**Exercise objective:**
Which lines contain the word "dans"? Return each of them as written.

**Record extracts:**

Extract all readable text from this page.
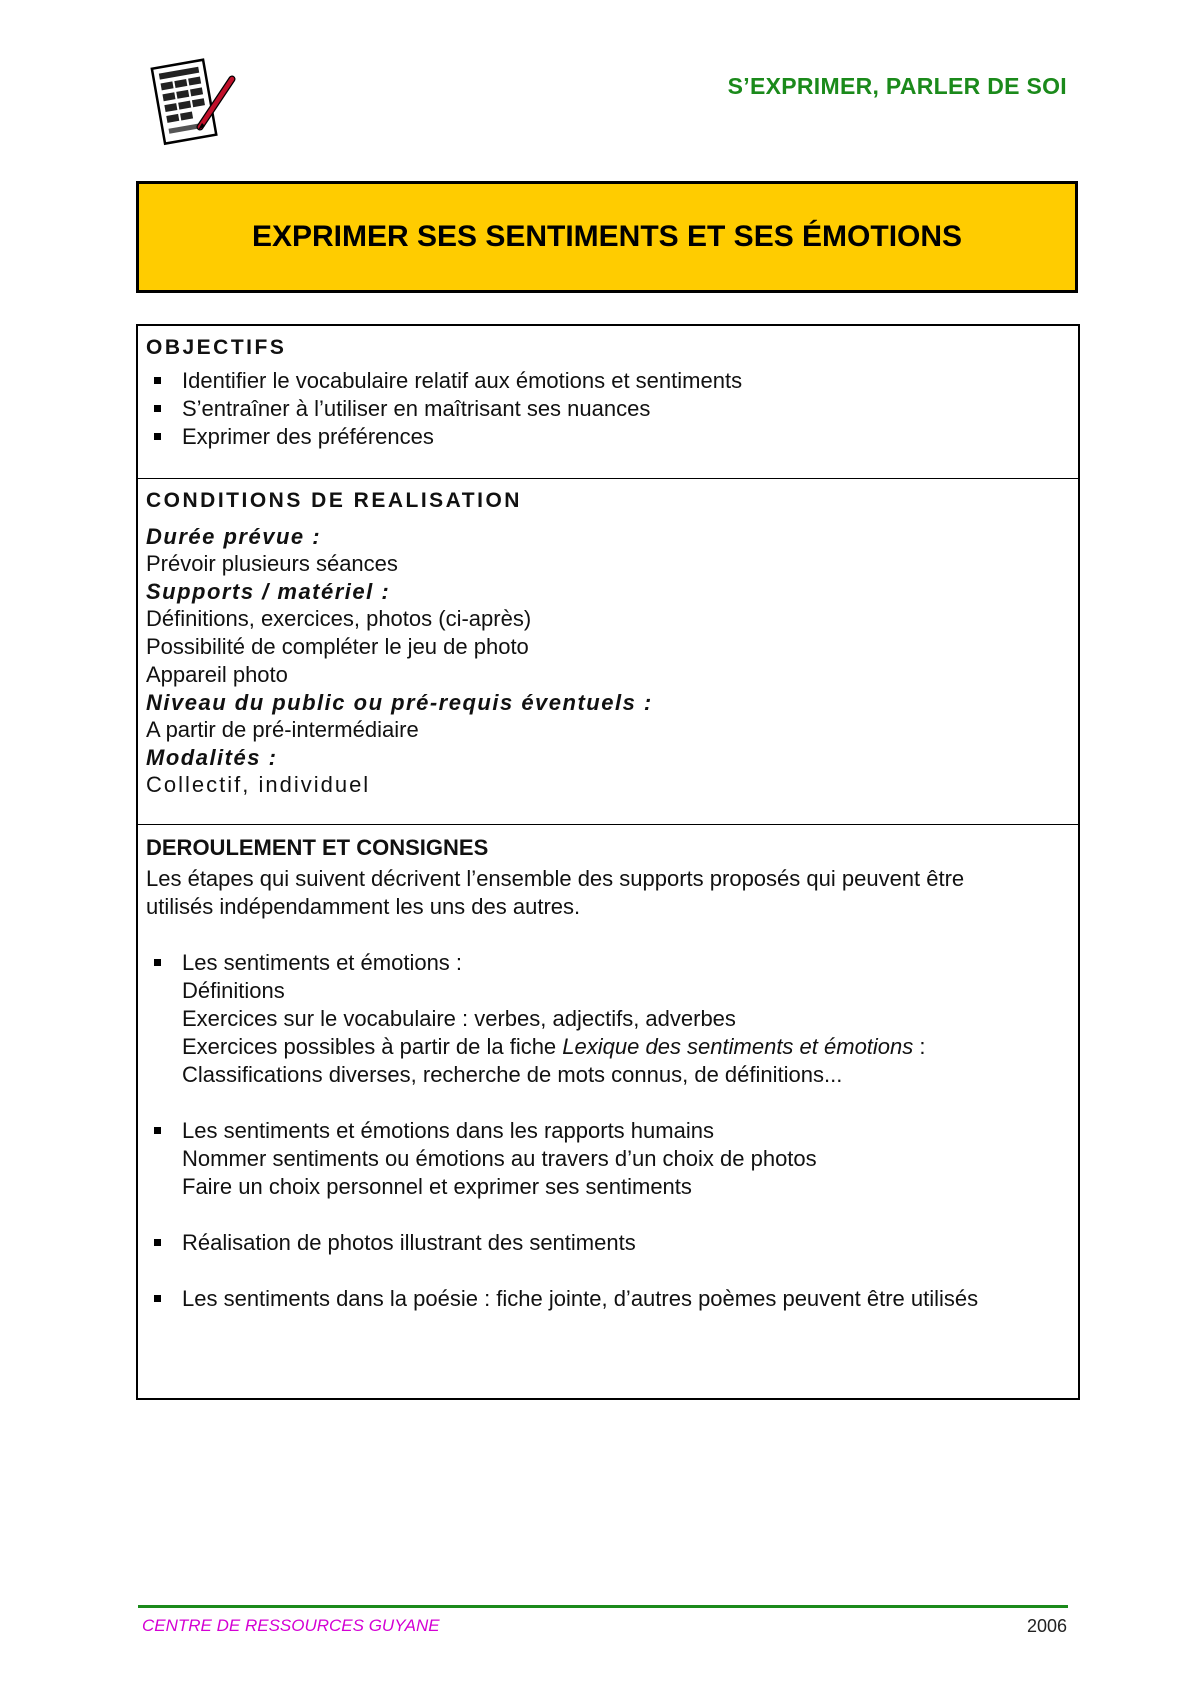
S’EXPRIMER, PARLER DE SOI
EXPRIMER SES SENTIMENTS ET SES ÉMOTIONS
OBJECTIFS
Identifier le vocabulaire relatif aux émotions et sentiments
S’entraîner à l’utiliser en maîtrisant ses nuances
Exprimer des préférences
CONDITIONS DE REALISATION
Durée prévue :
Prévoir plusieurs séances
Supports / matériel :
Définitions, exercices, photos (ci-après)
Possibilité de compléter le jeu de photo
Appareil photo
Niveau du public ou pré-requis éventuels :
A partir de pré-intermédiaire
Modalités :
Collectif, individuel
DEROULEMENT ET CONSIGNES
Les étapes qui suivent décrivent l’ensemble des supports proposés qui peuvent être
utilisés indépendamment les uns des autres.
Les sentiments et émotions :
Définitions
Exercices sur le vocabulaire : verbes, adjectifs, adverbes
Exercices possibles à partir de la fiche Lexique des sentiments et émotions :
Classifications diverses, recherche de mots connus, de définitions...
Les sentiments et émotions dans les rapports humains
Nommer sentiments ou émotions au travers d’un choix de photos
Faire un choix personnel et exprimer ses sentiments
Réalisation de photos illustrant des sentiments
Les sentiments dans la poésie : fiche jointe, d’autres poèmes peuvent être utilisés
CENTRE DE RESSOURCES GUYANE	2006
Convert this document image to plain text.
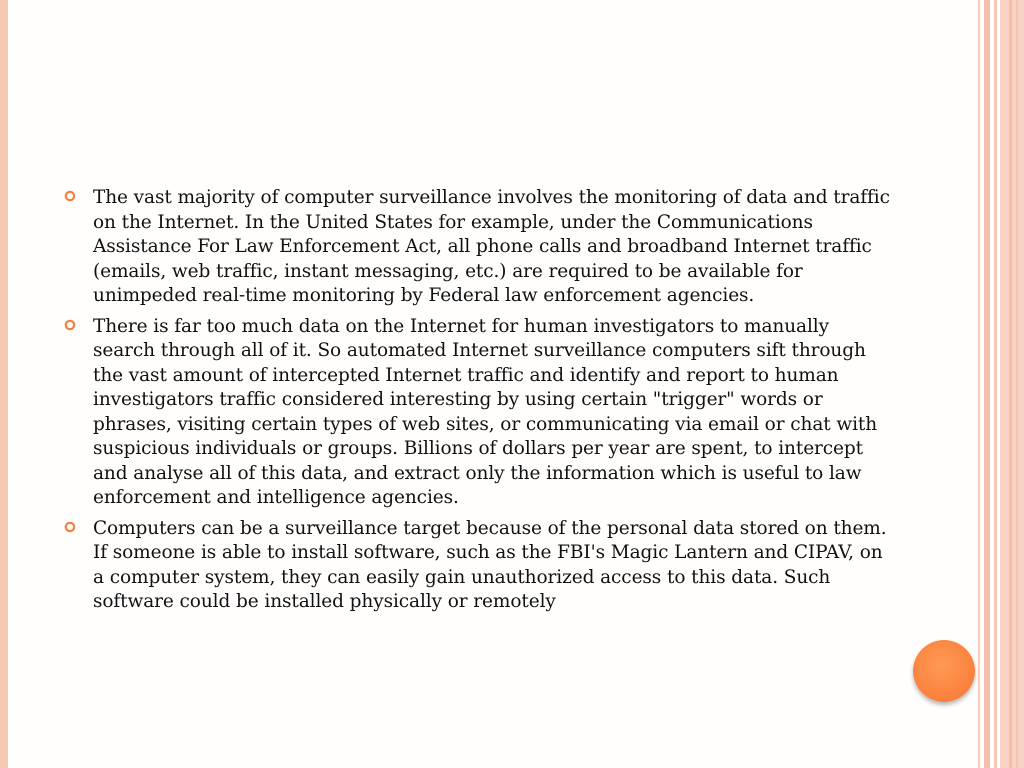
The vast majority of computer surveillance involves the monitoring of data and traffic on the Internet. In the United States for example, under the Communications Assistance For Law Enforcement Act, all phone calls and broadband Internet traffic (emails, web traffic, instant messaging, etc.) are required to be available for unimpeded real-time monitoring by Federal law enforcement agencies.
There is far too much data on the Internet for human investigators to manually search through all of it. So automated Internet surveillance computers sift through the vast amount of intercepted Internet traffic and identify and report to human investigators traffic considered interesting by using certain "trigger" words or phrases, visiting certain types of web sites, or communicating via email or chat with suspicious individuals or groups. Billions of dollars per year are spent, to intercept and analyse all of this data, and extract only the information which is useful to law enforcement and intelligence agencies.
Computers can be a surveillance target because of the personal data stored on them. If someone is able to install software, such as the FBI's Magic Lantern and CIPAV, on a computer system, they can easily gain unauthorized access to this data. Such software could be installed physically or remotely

**Exercise answer:**
Les sentiments et émotions dans les rapports humains
Les sentiments dans la poésie : fiche jointe, d’autres poèmes peuvent être utilisés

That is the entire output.